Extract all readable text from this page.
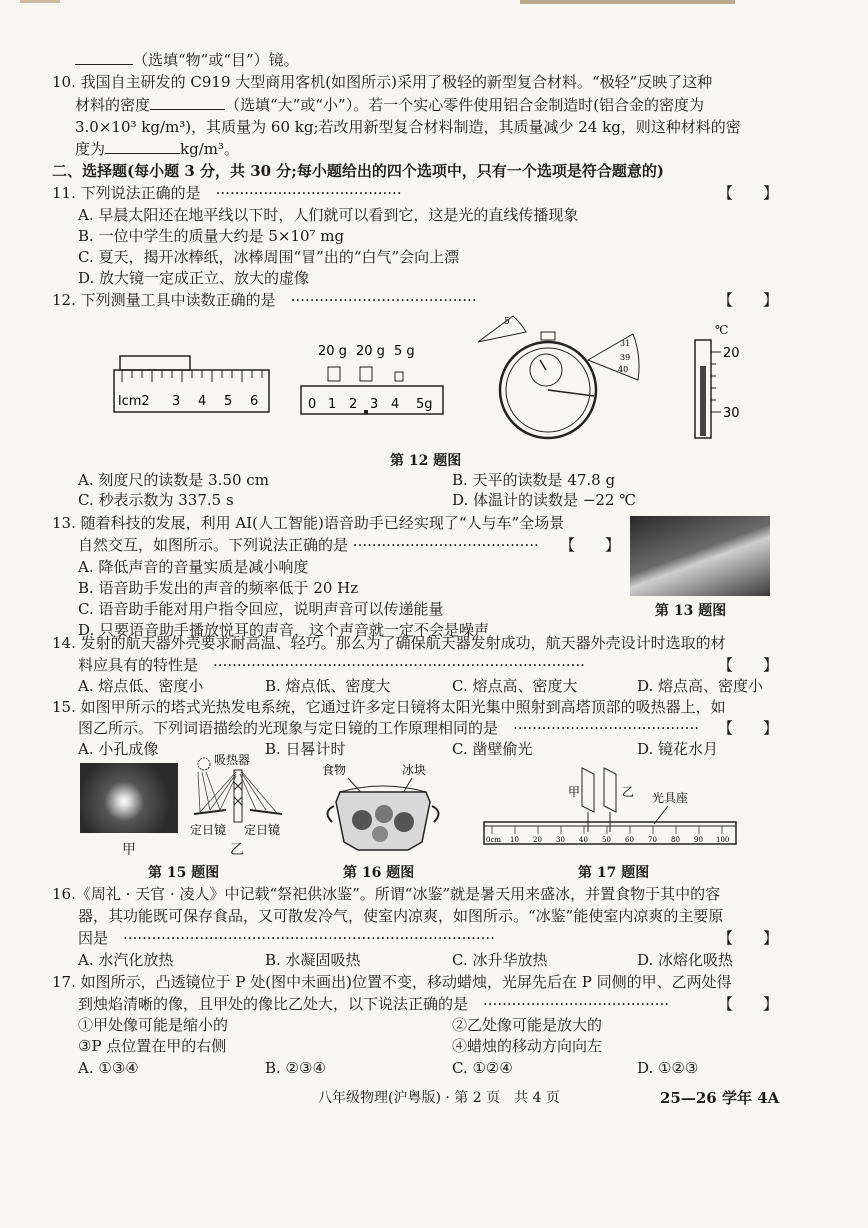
（选填“物”或“目”）镜。
10. 我国自主研发的 C919 大型商用客机(如图所示)采用了极轻的新型复合材料。“极轻”反映了这种
材料的密度	（选填“大”或“小”）。若一个实心零件使用铝合金制造时(铝合金的密度为
3.0×10³ kg/m³)，其质量为 60 kg;若改用新型复合材料制造，其质量减少 24 kg，则这种材料的密
度为	kg/m³。
二、选择题(每小题 3 分，共 30 分;每小题给出的四个选项中，只有一个选项是符合题意的)
11. 下列说法正确的是　 ·······································	【　　】
A. 早晨太阳还在地平线以下时，人们就可以看到它，这是光的直线传播现象
B. 一位中学生的质量大约是 5×10⁷ mg
C. 夏天，揭开冰棒纸，冰棒周围“冒”出的“白气”会向上漂
D. 放大镜一定成正立、放大的虚像
12. 下列测量工具中读数正确的是　 ·······································	【　　】
lcm2 3 4 5 6
20 g 20 g 5 g
0 1 2 3 4 5g
5
31
39
40
℃
20
30
第 12 题图
A. 刻度尺的读数是 3.50 cm	B. 天平的读数是 47.8 g
C. 秒表示数为 337.5 s	D. 体温计的读数是 −22 ℃
13. 随着科技的发展，利用 AI(人工智能)语音助手已经实现了“人与车”全场景
自然交互，如图所示。下列说法正确的是 ······································· 【　　】
A. 降低声音的音量实质是减小响度
B. 语音助手发出的声音的频率低于 20 Hz
C. 语音助手能对用户指令回应，说明声音可以传递能量
D. 只要语音助手播放悦耳的声音，这个声音就一定不会是噪声
第 13 题图
14. 发射的航天器外壳要求耐高温、轻巧。那么为了确保航天器发射成功，航天器外壳设计时选取的材
料应具有的特性是　 ··············································································	【　　】
A. 熔点低、密度小	B. 熔点低、密度大	C. 熔点高、密度大	D. 熔点高、密度小
15. 如图甲所示的塔式光热发电系统，它通过许多定日镜将太阳光集中照射到高塔顶部的吸热器上，如
图乙所示。下列词语描绘的光现象与定日镜的工作原理相同的是　 ······································· 【　　】
A. 小孔成像	B. 日晷计时	C. 凿壁偷光	D. 镜花水月
甲
吸热器
定日镜 定日镜
乙
第 15 题图
食物	冰块
第 16 题图
甲	乙 光具座
0cm 10 20 30 40 50 60 70 80 90 100
第 17 题图
16.《周礼 · 天官 · 凌人》中记载“祭祀供冰鉴”。所谓“冰鉴”就是暑天用来盛冰，并置食物于其中的容
器，其功能既可保存食品，又可散发冷气，使室内凉爽，如图所示。“冰鉴”能使室内凉爽的主要原
因是　 ··············································································	【　　】
A. 水汽化放热	B. 水凝固吸热	C. 冰升华放热	D. 冰熔化吸热
17. 如图所示，凸透镜位于 P 处(图中未画出)位置不变，移动蜡烛，光屏先后在 P 同侧的甲、乙两处得
到烛焰清晰的像，且甲处的像比乙处大，以下说法正确的是　 ·······································	【　　】
①甲处像可能是缩小的	②乙处像可能是放大的
③P 点位置在甲的右侧	④蜡烛的移动方向向左
A. ①③④	B. ②③④	C. ①②④	D. ①②③
八年级物理(沪粤版) · 第 2 页　共 4 页	25—26 学年 4A
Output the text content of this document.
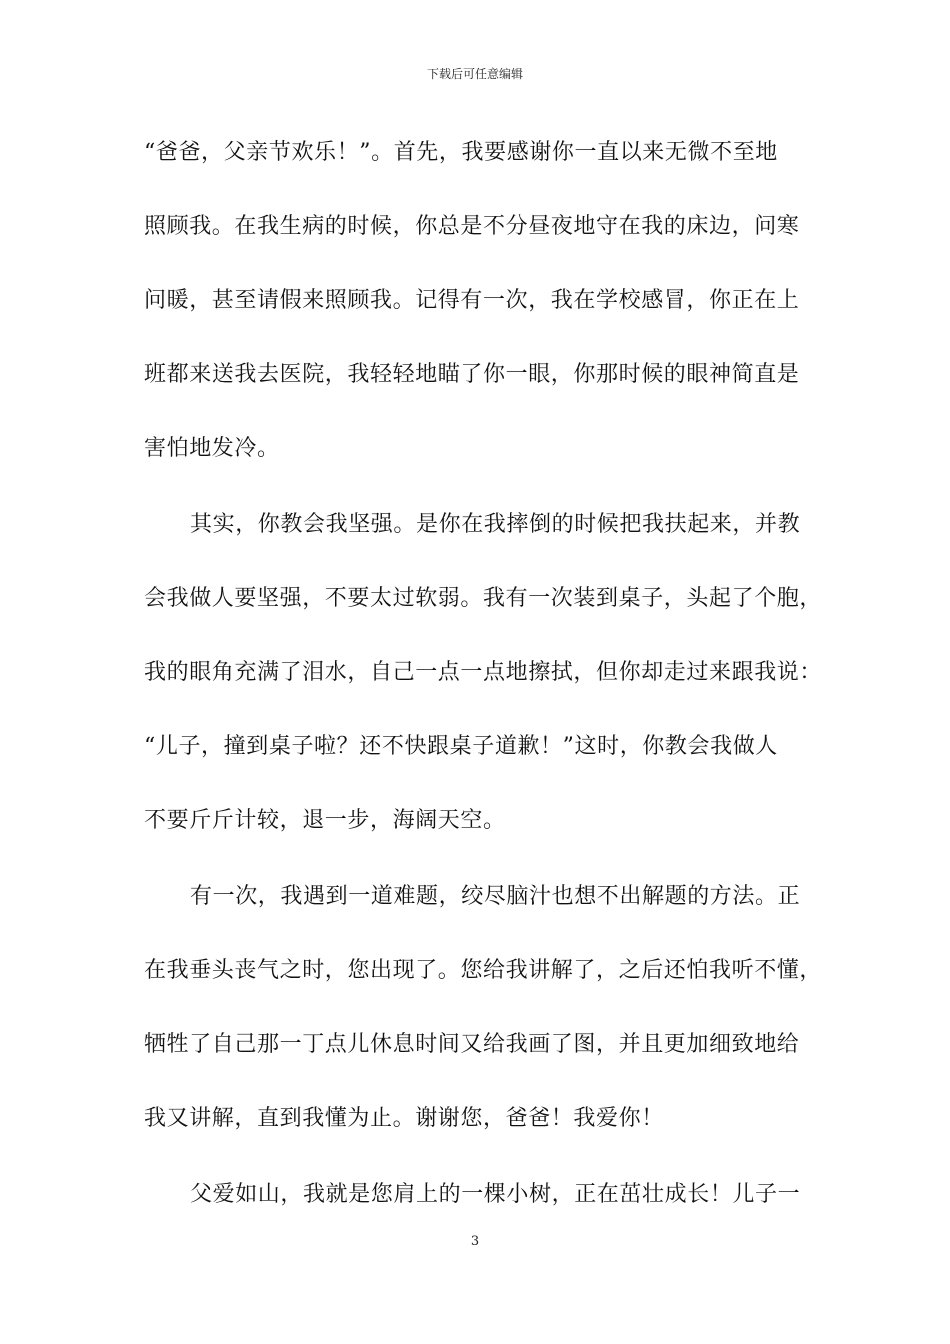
下载后可任意编辑
“爸爸，父亲节欢乐！”。首先，我要感谢你一直以来无微不至地
照顾我。在我生病的时候，你总是不分昼夜地守在我的床边，问寒
问暖，甚至请假来照顾我。记得有一次，我在学校感冒，你正在上
班都来送我去医院，我轻轻地瞄了你一眼，你那时候的眼神简直是
害怕地发冷。
其实，你教会我坚强。是你在我摔倒的时候把我扶起来，并教
会我做人要坚强，不要太过软弱。我有一次装到桌子，头起了个胞，
我的眼角充满了泪水，自己一点一点地擦拭，但你却走过来跟我说：
“儿子，撞到桌子啦？还不快跟桌子道歉！”这时，你教会我做人
不要斤斤计较，退一步，海阔天空。
有一次，我遇到一道难题，绞尽脑汁也想不出解题的方法。正
在我垂头丧气之时，您出现了。您给我讲解了，之后还怕我听不懂，
牺牲了自己那一丁点儿休息时间又给我画了图，并且更加细致地给
我又讲解，直到我懂为止。谢谢您，爸爸！我爱你！
父爱如山，我就是您肩上的一棵小树，正在茁壮成长！儿子一
3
====
▶ _Stated goal_
Look over the material above and show each line where "text" appears.

▶ _Task answer_
Extract all readable text from this page.
Output the text content of this document.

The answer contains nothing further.